* [Required work] Find every line in the records that holds the string "sumie". Copy each one.

(Stored data entries)
-- START --

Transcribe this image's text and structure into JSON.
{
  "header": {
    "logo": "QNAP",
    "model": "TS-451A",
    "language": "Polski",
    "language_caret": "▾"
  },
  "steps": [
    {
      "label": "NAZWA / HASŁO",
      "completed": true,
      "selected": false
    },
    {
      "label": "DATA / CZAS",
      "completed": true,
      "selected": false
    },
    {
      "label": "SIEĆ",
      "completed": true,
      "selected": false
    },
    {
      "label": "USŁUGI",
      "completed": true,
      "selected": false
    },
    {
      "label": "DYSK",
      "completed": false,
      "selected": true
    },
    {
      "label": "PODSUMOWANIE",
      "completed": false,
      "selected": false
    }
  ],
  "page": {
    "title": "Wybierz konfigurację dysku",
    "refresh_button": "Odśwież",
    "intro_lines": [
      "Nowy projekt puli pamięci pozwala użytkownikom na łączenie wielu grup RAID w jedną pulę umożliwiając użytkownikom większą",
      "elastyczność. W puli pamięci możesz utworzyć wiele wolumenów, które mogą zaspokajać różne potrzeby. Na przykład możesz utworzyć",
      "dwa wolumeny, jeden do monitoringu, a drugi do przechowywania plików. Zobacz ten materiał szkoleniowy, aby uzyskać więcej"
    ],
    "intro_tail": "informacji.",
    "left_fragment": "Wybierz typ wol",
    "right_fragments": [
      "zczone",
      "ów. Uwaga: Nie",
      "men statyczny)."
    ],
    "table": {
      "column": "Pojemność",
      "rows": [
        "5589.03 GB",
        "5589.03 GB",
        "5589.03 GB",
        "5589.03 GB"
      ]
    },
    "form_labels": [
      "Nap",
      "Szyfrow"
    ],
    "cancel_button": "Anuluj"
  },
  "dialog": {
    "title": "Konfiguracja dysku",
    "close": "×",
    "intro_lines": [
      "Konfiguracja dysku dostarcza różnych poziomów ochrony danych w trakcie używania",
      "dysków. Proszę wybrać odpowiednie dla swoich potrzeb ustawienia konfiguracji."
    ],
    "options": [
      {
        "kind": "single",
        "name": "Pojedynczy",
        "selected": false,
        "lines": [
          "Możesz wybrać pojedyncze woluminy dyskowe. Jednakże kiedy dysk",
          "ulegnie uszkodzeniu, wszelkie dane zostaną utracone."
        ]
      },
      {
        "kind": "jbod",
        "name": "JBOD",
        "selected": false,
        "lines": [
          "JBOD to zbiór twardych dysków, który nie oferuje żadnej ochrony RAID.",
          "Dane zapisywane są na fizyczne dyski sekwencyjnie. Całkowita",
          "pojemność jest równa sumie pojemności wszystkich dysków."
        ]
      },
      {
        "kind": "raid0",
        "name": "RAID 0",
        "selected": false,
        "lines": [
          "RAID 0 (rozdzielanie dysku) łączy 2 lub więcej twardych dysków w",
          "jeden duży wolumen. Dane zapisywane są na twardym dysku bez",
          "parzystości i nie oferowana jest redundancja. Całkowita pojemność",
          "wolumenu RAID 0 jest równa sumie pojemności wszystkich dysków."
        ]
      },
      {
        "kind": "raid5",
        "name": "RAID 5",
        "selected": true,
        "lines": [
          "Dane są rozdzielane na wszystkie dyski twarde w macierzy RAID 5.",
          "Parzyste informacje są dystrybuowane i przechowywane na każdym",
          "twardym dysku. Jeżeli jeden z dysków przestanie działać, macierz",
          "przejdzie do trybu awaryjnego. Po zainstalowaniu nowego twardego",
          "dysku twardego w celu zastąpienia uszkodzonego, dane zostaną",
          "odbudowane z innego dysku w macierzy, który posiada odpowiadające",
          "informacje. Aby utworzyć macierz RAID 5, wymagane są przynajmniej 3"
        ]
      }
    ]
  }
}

-- END --

* [Finished exercise]
          "pojemność jest równa sumie pojemności wszystkich dysków."
          "wolumenu RAID 0 jest równa sumie pojemności wszystkich dysków."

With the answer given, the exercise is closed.